Given task :: Pull each line containing "Battery" out of the data and copy it.

[Begin Records supplied]

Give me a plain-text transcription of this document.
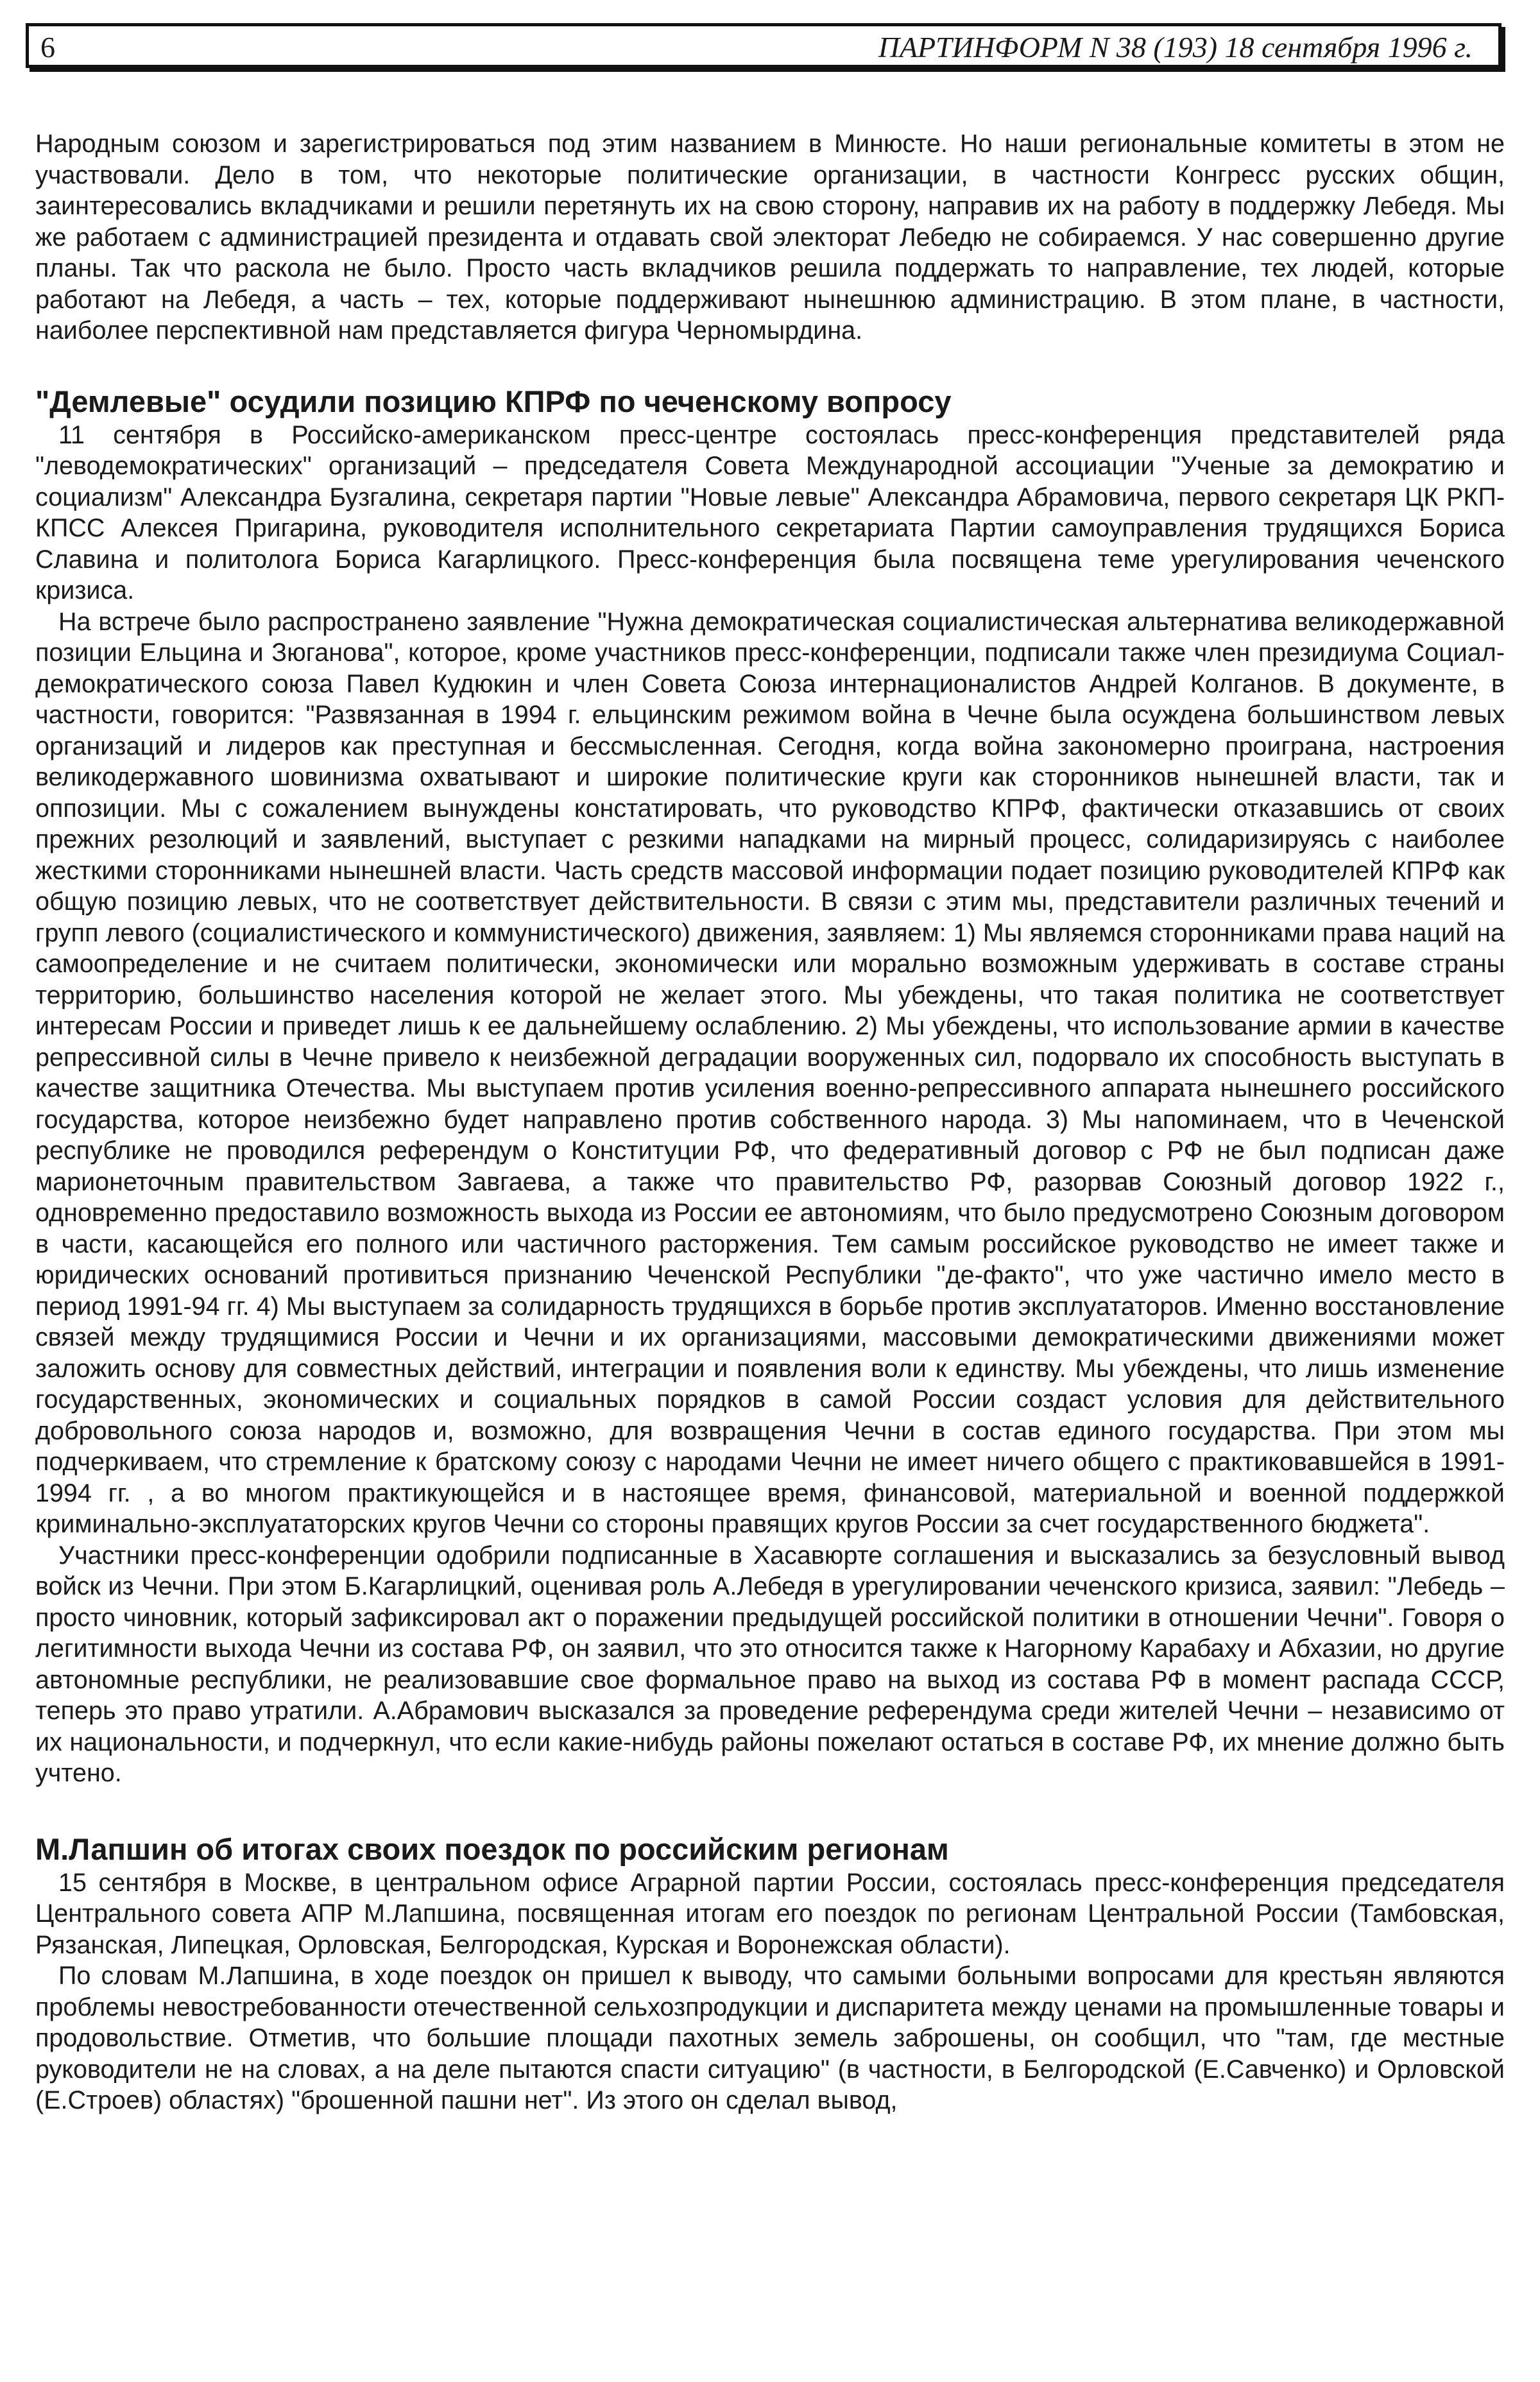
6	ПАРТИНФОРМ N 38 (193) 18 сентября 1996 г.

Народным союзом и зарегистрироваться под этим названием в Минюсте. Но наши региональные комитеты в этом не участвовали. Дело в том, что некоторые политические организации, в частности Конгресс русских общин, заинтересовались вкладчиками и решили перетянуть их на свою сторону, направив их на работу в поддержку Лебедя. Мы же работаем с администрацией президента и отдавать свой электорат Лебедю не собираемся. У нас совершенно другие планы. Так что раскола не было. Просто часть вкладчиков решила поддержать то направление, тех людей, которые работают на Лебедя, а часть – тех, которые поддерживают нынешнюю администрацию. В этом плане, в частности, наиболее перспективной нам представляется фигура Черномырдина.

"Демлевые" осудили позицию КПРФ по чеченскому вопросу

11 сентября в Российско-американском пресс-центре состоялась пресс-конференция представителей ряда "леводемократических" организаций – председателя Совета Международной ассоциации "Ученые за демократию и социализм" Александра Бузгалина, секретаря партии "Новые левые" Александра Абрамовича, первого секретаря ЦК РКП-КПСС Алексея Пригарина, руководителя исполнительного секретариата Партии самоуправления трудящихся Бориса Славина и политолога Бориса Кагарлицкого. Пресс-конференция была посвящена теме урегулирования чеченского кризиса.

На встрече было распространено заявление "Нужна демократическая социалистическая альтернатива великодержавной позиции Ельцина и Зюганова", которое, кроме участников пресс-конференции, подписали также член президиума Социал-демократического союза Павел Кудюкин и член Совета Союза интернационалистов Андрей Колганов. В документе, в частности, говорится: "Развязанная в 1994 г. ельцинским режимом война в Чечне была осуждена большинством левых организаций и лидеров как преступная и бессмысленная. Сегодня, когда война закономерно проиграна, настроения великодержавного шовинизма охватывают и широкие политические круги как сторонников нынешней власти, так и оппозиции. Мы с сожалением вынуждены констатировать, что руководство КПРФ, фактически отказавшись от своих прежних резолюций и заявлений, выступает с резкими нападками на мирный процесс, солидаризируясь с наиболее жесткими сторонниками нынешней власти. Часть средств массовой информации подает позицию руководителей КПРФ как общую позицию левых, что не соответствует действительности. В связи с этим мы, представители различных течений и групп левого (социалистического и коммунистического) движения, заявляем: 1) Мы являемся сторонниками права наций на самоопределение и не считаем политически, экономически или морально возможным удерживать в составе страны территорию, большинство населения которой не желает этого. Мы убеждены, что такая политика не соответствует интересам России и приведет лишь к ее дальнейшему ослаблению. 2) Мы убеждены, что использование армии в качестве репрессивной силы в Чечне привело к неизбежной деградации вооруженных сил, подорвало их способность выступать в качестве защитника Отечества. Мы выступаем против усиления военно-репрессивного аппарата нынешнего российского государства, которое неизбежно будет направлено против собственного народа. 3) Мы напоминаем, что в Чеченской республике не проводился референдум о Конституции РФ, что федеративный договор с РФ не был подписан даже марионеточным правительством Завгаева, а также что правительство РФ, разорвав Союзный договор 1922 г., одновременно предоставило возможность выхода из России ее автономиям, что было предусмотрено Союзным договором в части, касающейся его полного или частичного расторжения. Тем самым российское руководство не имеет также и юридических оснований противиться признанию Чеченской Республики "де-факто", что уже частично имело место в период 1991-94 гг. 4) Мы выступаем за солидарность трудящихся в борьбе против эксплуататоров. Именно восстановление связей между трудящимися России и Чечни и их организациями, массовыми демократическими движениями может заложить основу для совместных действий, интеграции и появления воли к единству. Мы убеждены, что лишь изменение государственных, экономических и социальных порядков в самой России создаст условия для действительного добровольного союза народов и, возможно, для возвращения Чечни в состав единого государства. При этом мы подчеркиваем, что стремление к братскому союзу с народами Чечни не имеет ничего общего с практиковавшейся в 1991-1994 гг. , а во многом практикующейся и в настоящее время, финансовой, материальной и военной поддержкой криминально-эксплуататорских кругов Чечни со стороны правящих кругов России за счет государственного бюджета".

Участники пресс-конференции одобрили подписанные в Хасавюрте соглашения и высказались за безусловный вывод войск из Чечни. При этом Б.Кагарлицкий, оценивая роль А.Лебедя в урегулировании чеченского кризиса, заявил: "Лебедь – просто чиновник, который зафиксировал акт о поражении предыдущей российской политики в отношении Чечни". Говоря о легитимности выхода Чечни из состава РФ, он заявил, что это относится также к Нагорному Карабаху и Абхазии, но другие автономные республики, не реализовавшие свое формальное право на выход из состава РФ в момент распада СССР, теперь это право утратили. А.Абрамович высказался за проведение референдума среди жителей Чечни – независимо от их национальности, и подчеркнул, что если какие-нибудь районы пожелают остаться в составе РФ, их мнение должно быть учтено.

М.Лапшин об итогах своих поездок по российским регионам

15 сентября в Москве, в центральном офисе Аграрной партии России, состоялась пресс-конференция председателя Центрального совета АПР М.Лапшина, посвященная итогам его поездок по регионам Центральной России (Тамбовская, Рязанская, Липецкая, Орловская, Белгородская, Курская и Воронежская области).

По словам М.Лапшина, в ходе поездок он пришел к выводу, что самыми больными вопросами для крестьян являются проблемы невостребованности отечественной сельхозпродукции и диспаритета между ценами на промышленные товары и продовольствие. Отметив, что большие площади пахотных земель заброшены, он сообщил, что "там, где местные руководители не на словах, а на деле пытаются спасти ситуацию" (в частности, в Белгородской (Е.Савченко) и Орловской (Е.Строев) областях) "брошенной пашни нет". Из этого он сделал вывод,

[End Records supplied]
[Begin Records supplied]

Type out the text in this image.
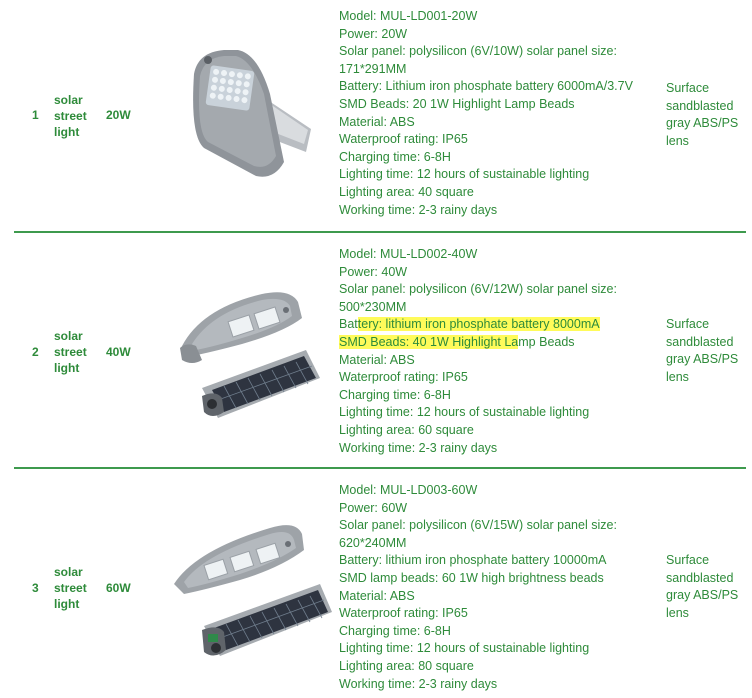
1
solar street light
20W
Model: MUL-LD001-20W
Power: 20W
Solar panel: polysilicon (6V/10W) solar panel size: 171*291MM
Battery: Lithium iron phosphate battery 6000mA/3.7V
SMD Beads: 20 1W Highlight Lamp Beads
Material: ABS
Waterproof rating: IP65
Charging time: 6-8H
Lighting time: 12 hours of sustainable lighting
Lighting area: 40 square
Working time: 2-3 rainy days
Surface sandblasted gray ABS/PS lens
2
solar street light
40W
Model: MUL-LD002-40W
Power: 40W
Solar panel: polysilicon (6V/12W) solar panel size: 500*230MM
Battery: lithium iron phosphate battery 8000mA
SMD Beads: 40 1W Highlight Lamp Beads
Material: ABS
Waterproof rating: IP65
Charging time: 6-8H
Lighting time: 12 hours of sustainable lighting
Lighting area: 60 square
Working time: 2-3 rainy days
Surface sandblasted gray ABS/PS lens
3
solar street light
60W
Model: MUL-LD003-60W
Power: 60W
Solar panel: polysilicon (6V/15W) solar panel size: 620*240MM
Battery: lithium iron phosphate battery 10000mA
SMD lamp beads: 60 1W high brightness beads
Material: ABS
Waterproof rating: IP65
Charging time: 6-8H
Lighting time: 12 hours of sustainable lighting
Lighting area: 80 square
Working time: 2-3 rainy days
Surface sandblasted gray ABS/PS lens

[End Records supplied]

Expected answer ::
Battery: Lithium iron phosphate battery 6000mA/3.7V
Battery: lithium iron phosphate battery 8000mA
Battery: lithium iron phosphate battery 10000mA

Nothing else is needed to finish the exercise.